-------- Exercise input

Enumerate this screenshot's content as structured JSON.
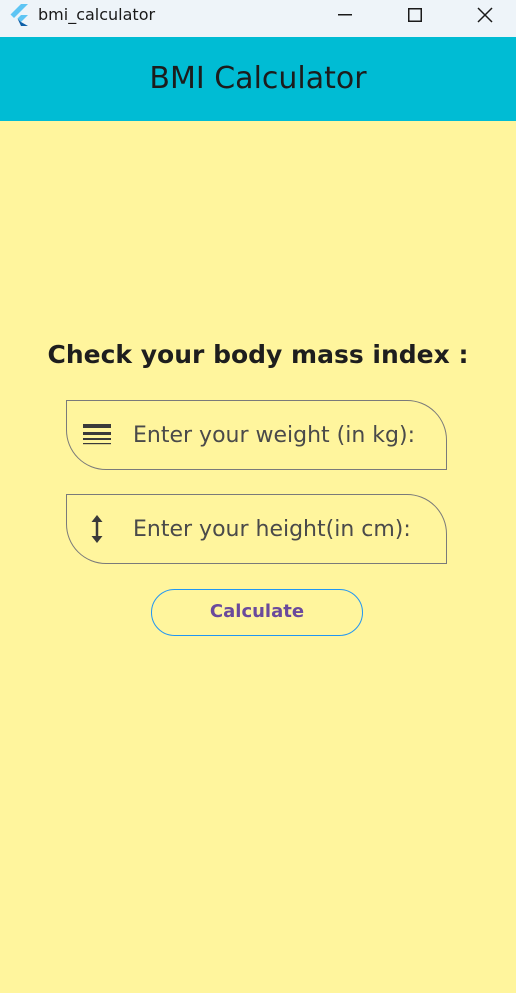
{
  "window": {
    "title": "bmi_calculator",
    "app_icon": "flutter-logo-icon",
    "controls": [
      "minimize-icon",
      "maximize-icon",
      "close-icon"
    ]
  },
  "appbar": {
    "title": "BMI Calculator",
    "color": "#00bcd4"
  },
  "main": {
    "background": "#fff59d",
    "heading": "Check your body mass index :",
    "weight_field": {
      "icon": "line-weight-icon",
      "placeholder": "Enter your weight (in kg):",
      "value": ""
    },
    "height_field": {
      "icon": "height-arrow-icon",
      "placeholder": "Enter your height(in cm):",
      "value": ""
    },
    "calculate_button": {
      "label": "Calculate",
      "border_color": "#2196f3",
      "text_color": "#6a4a9c"
    }
  }
}
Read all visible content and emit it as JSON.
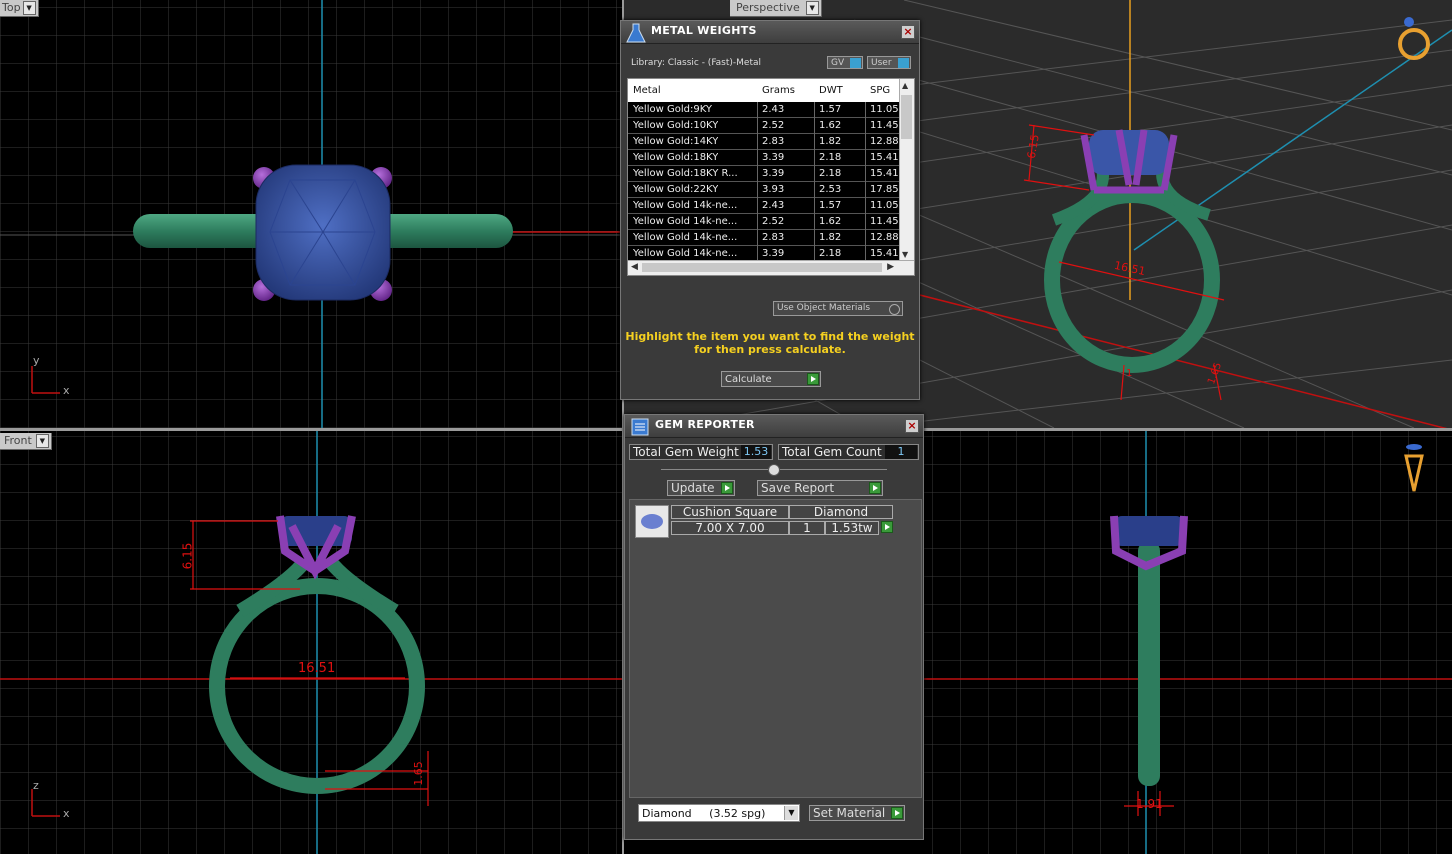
{
  "viewports": {
    "top": {
      "label": "Top",
      "axis_x": "x",
      "axis_y": "y"
    },
    "perspective": {
      "label": "Perspective"
    },
    "front": {
      "label": "Front",
      "axis_x": "x",
      "axis_y": "z"
    },
    "right": {
      "label": ""
    }
  },
  "dimensions": {
    "perspective_height": "6.15",
    "perspective_width": "16.51",
    "perspective_shank_left": "1",
    "perspective_shank_right": "1.65",
    "front_height": "6.15",
    "front_width": "16.51",
    "front_shank": "1.65",
    "side_shank": "1.91"
  },
  "metal_weights": {
    "title": "METAL WEIGHTS",
    "library": "Library: Classic - (Fast)-Metal",
    "gv_label": "GV",
    "user_label": "User",
    "columns": [
      "Metal",
      "Grams",
      "DWT",
      "SPG"
    ],
    "rows": [
      {
        "metal": "Yellow Gold:9KY",
        "grams": "2.43",
        "dwt": "1.57",
        "spg": "11.05"
      },
      {
        "metal": "Yellow Gold:10KY",
        "grams": "2.52",
        "dwt": "1.62",
        "spg": "11.45"
      },
      {
        "metal": "Yellow Gold:14KY",
        "grams": "2.83",
        "dwt": "1.82",
        "spg": "12.88"
      },
      {
        "metal": "Yellow Gold:18KY",
        "grams": "3.39",
        "dwt": "2.18",
        "spg": "15.41"
      },
      {
        "metal": "Yellow Gold:18KY R...",
        "grams": "3.39",
        "dwt": "2.18",
        "spg": "15.41"
      },
      {
        "metal": "Yellow Gold:22KY",
        "grams": "3.93",
        "dwt": "2.53",
        "spg": "17.85"
      },
      {
        "metal": "Yellow Gold 14k-ne...",
        "grams": "2.43",
        "dwt": "1.57",
        "spg": "11.05"
      },
      {
        "metal": "Yellow Gold 14k-ne...",
        "grams": "2.52",
        "dwt": "1.62",
        "spg": "11.45"
      },
      {
        "metal": "Yellow Gold 14k-ne...",
        "grams": "2.83",
        "dwt": "1.82",
        "spg": "12.88"
      },
      {
        "metal": "Yellow Gold 14k-ne...",
        "grams": "3.39",
        "dwt": "2.18",
        "spg": "15.41"
      },
      {
        "metal": "Yellow Gold 14k-ne...",
        "grams": "3.39",
        "dwt": "2.18",
        "spg": "15.41"
      }
    ],
    "use_object_materials": "Use Object Materials",
    "hint_line1": "Highlight the item you want to find the weight",
    "hint_line2": "for then press calculate.",
    "calculate_label": "Calculate"
  },
  "gem_reporter": {
    "title": "GEM REPORTER",
    "total_weight_label": "Total Gem Weight",
    "total_weight_value": "1.53",
    "total_count_label": "Total Gem Count",
    "total_count_value": "1",
    "update_label": "Update",
    "save_report_label": "Save Report",
    "gems": [
      {
        "shape": "Cushion Square",
        "size": "7.00 X 7.00",
        "material": "Diamond",
        "count": "1",
        "weight": "1.53tw"
      }
    ],
    "material_select": "Diamond     (3.52 spg)",
    "set_material_label": "Set Material"
  },
  "colors": {
    "metal": "#2e7d5e",
    "prong": "#8a3fb3",
    "gem": "#3a56a8",
    "dimension": "#e01010",
    "grid": "#3a3a3a",
    "hint": "#f5d020"
  }
}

----------------

Problem requirements - Pick out the lines that include the word "title" and write them out.

Answer for this exercise -
    "title": "bmi_calculator",
    "title": "BMI Calculator",
    "title": "METAL WEIGHTS",
    "title": "GEM REPORTER",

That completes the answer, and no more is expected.